→ **COMPLETE THE FOLLOWING**
- a) Please duplicate the section of the Barnhill blog excerpt between "Another curious feature" and "Kilburn Conservation Areas.", inclusive.
- b) In the Barnhill blog excerpt, what share of carbon emissions does the passivhaus system claim it can remove?

→ **TEXT SEGMENT**
begin

Friday, 23 July 2010

Barnhill Blog

My Barnhill colleague, Cllr Shafique Choudhary, has started another blog on Barnhill matters at this address.

Passivhaus Development

Another curious feature of the Planning Committee on Tuesday was the appearence of former Camden councillor Alex Rowell, who my Camden colleague Theo Blackwell nicknames "Nut roast". Mr Rowell lost his seat at the last election but turned up as Agent to persuade the committee to approve two house conversions in Mapesbury and North Kilburn Conservation Areas.

The system used for these conversions, called passivhaus, claims to be able to remove ninety per cent of carbon emissions, a hugely impressive figure. Unfortunately, the Conservation Area status meant that the Committee could not approve the applications as they relied on external cladding to reduce emissions. A parallel application on the North Kilburn site, using internal rather than external cladding, was approved.

The direction of travel of building is undoubtedly towards more insulation, but I didn't think the cause was helped by Mr Rowell's advocacy as he answered each question by basically repeating that energy conservation is important rather than dealing with the issue.

Thursday, 22 July 2010

Teather U-turn on Schools

The BBC reports more hypocrisy from Sarah Teather. She wants to extend the academy programme to special schools. She is reported to have said:

"If we believe it is a good thing for schools to have freedoms it does not seem obvious to me why we should deny these freedoms to others. We think special schools should have access to freedoms we are offering to others. We are treating special schools in a different way. It is a longer process. We are not expecting any to convert before 2011. The secretary of state has set up an advisory group to try to work through the details of some of the issues raised."

How does this square with what she said during the election campaign? Then, not giving local authorities the power to plan as well as money to pay for the plans was essential to the policy not being a "gimmick". Now, she is simply implementing Tory policy without criticism.

end

→ **DATASET ENTRIES**
begin

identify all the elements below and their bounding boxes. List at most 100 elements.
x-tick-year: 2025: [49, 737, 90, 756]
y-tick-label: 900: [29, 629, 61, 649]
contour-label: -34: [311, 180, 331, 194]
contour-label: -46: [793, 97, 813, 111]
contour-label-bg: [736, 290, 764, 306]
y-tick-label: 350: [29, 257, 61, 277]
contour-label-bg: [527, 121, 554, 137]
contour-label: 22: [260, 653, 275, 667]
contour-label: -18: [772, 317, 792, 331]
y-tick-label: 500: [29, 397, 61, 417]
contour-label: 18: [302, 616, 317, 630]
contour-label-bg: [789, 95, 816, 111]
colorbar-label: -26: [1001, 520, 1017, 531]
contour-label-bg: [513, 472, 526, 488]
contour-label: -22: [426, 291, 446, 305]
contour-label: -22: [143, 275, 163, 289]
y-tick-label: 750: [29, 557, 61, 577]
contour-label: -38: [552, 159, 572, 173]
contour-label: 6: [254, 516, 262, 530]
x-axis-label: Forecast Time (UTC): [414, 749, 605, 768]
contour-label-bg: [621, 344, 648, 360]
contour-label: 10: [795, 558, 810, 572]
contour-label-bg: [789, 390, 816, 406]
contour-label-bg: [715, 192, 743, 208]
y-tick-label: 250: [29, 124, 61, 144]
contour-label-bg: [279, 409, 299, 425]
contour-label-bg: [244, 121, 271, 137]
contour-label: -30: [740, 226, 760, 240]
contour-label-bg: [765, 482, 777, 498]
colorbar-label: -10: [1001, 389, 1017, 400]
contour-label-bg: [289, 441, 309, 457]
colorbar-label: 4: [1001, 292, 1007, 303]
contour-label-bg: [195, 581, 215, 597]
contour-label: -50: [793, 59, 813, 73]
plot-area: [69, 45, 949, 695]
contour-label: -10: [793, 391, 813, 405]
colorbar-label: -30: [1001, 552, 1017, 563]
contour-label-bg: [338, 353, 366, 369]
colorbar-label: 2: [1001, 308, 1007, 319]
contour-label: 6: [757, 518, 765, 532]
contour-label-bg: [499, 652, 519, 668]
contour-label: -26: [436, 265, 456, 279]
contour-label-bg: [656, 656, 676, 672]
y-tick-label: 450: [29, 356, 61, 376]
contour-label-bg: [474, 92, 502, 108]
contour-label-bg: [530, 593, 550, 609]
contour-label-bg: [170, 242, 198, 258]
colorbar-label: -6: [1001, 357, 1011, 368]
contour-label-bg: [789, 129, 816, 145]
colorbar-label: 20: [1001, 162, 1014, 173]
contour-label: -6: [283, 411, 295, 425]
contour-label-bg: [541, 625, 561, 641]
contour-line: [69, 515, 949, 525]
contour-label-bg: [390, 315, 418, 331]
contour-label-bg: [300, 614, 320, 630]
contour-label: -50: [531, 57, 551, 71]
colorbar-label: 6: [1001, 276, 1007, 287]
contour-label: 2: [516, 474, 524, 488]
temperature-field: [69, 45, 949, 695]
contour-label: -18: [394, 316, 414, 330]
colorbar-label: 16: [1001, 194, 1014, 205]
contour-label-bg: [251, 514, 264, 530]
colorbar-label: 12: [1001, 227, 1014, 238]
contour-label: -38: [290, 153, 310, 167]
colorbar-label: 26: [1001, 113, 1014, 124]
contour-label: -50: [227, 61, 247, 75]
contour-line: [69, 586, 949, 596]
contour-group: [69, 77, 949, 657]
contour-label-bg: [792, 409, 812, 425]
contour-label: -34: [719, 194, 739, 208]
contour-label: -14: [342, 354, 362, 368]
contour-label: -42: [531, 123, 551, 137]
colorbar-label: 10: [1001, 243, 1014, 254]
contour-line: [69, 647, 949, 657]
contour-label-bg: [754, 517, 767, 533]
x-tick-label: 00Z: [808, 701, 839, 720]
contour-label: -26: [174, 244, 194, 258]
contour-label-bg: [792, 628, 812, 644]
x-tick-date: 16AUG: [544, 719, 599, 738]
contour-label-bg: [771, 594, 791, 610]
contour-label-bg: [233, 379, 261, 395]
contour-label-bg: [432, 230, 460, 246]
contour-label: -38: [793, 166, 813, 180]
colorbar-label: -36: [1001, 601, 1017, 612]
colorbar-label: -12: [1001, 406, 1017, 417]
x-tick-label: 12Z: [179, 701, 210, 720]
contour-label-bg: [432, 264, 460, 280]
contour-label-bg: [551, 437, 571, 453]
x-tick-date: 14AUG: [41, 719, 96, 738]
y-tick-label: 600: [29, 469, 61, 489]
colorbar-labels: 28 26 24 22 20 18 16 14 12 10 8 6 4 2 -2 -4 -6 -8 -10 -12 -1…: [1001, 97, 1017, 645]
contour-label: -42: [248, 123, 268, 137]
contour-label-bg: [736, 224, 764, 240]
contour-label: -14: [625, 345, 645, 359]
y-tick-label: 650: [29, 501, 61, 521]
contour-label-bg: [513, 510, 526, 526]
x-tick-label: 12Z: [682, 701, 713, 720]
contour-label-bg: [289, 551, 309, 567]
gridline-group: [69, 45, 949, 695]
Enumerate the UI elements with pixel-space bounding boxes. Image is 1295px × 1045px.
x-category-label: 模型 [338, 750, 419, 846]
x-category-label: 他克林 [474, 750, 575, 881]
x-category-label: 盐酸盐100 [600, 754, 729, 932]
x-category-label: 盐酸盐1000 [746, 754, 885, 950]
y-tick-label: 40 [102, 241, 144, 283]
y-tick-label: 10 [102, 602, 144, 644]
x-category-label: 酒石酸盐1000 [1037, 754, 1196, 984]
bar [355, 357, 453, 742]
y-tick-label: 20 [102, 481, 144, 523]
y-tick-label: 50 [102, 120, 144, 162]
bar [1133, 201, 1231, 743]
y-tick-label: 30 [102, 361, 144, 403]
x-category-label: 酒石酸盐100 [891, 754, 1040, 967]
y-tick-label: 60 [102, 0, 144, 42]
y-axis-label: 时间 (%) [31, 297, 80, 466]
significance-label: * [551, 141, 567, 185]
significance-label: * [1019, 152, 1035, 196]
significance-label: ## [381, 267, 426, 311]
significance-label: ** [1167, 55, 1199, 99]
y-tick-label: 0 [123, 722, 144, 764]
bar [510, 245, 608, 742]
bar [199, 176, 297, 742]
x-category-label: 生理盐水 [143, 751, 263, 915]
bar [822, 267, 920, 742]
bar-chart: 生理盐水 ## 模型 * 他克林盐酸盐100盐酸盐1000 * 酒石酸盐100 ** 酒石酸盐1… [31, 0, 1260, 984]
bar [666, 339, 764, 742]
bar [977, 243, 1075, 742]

end

→ **SOLUTIONS TO THE PROBLEMS**
- a)
Another curious feature of the Planning Committee on Tuesday was the appearence of former Camden councillor Alex Rowell, who my Camden colleague Theo Blackwell nicknames "Nut roast". Mr Rowell lost his seat at the last election but turned up as Agent to persuade the committee to approve two house conversions in Mapesbury and North Kilburn Conservation Areas.

- b) Ninety per cent.